Saved entries

____________________

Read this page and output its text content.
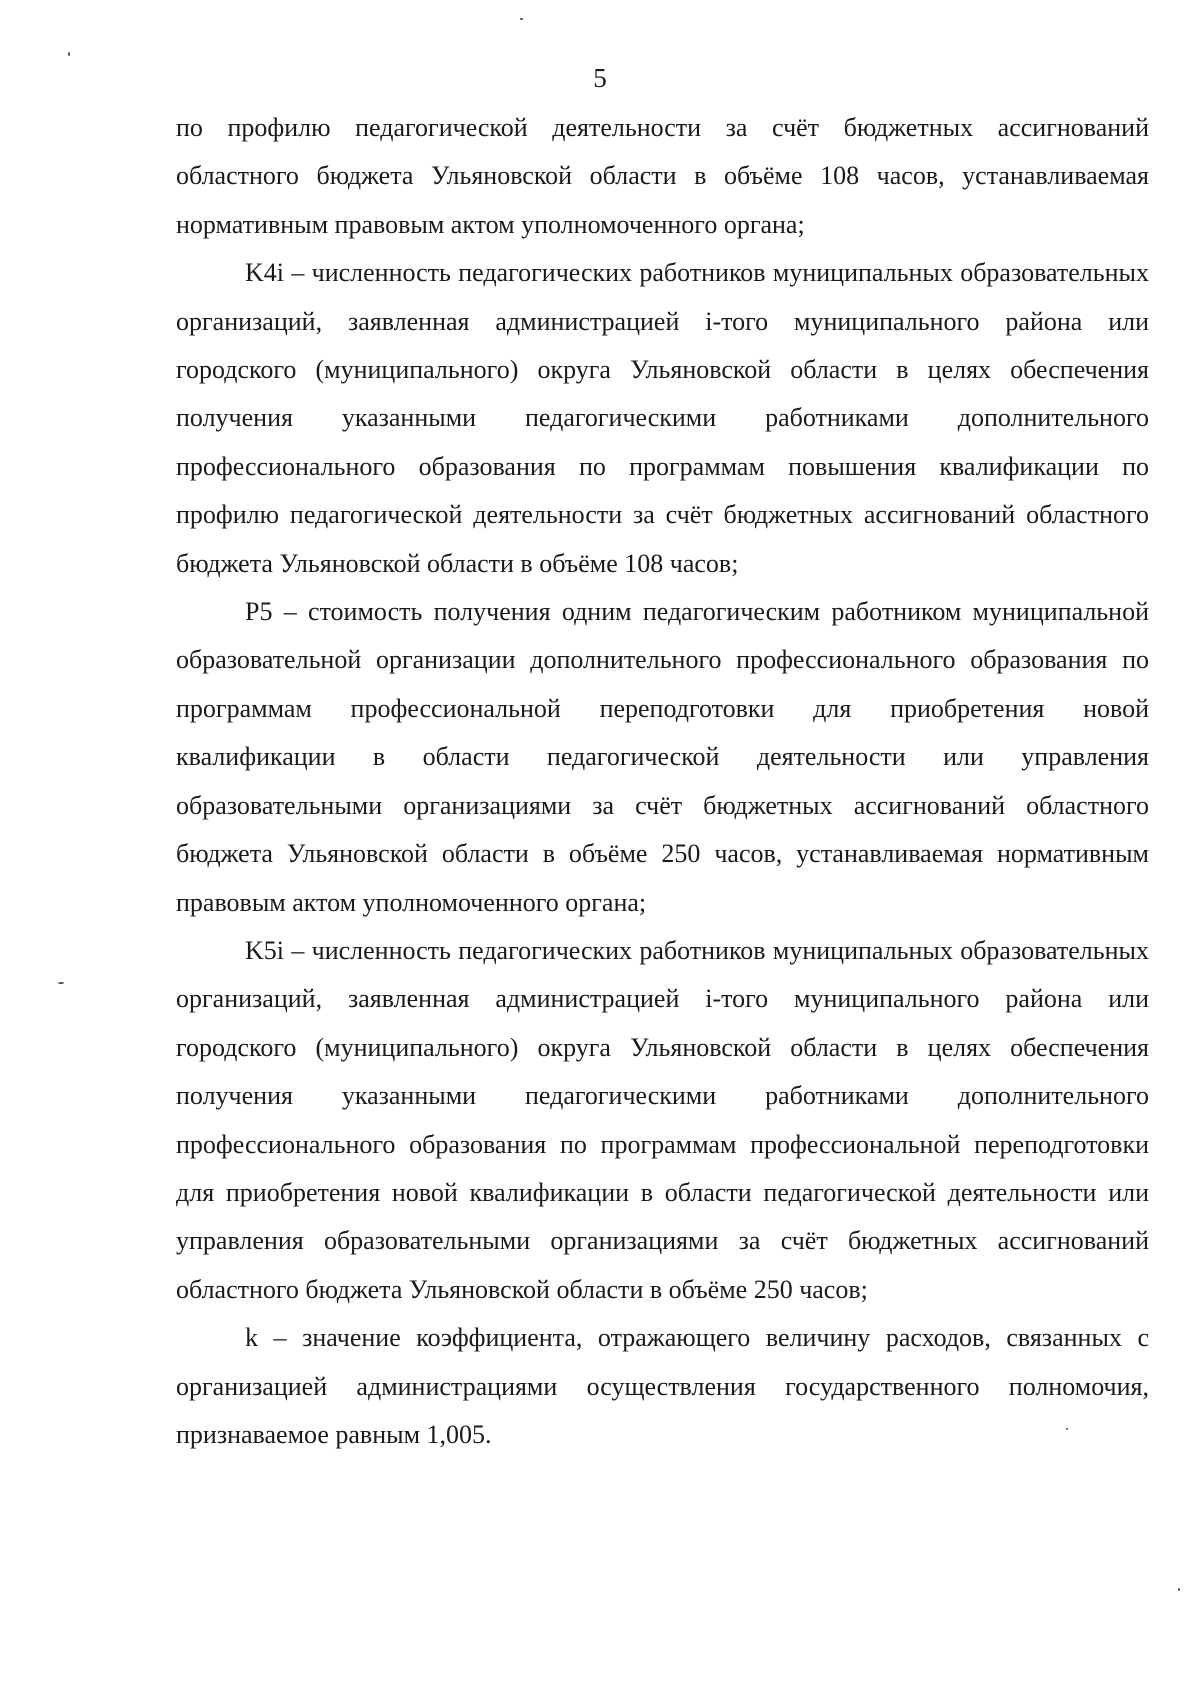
5

по профилю педагогической деятельности за счёт бюджетных ассигнований областного бюджета Ульяновской области в объёме 108 часов, устанавливаемая нормативным правовым актом уполномоченного органа;

K4i – численность педагогических работников муниципальных образовательных организаций, заявленная администрацией i-того муниципального района или городского (муниципального) округа Ульяновской области в целях обеспечения получения указанными педагогическими работниками дополнительного профессионального образования по программам повышения квалификации по профилю педагогической деятельности за счёт бюджетных ассигнований областного бюджета Ульяновской области в объёме 108 часов;

P5 – стоимость получения одним педагогическим работником муниципальной образовательной организации дополнительного профессионального образования по программам профессиональной переподготовки для приобретения новой квалификации в области педагогической деятельности или управления образовательными организациями за счёт бюджетных ассигнований областного бюджета Ульяновской области в объёме 250 часов, устанавливаемая нормативным правовым актом уполномоченного органа;

K5i – численность педагогических работников муниципальных образовательных организаций, заявленная администрацией i-того муниципального района или городского (муниципального) округа Ульяновской области в целях обеспечения получения указанными педагогическими работниками дополнительного профессионального образования по программам профессиональной переподготовки для приобретения новой квалификации в области педагогической деятельности или управления образовательными организациями за счёт бюджетных ассигнований областного бюджета Ульяновской области в объёме 250 часов;

k – значение коэффициента, отражающего величину расходов, связанных с организацией администрациями осуществления государственного полномочия, признаваемое равным 1,005.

____________________

#### YOUR INSTRUCTIONS:
Reproduce each line exactly, please, except for any pictures.

#### ANSWER FOR THE TASK:
Read this page and output its text content.
5

по профилю педагогической деятельности за счёт бюджетных ассигнований областного бюджета Ульяновской области в объёме 108 часов, устанавливаемая нормативным правовым актом уполномоченного органа;

K4i – численность педагогических работников муниципальных образовательных организаций, заявленная администрацией i-того муниципального района или городского (муниципального) округа Ульяновской области в целях обеспечения получения указанными педагогическими работниками дополнительного профессионального образования по программам повышения квалификации по профилю педагогической деятельности за счёт бюджетных ассигнований областного бюджета Ульяновской области в объёме 108 часов;

P5 – стоимость получения одним педагогическим работником муниципальной образовательной организации дополнительного профессионального образования по программам профессиональной переподготовки для приобретения новой квалификации в области педагогической деятельности или управления образовательными организациями за счёт бюджетных ассигнований областного бюджета Ульяновской области в объёме 250 часов, устанавливаемая нормативным правовым актом уполномоченного органа;

K5i – численность педагогических работников муниципальных образовательных организаций, заявленная администрацией i-того муниципального района или городского (муниципального) округа Ульяновской области в целях обеспечения получения указанными педагогическими работниками дополнительного профессионального образования по программам профессиональной переподготовки для приобретения новой квалификации в области педагогической деятельности или управления образовательными организациями за счёт бюджетных ассигнований областного бюджета Ульяновской области в объёме 250 часов;

k – значение коэффициента, отражающего величину расходов, связанных с организацией администрациями осуществления государственного полномочия, признаваемое равным 1,005.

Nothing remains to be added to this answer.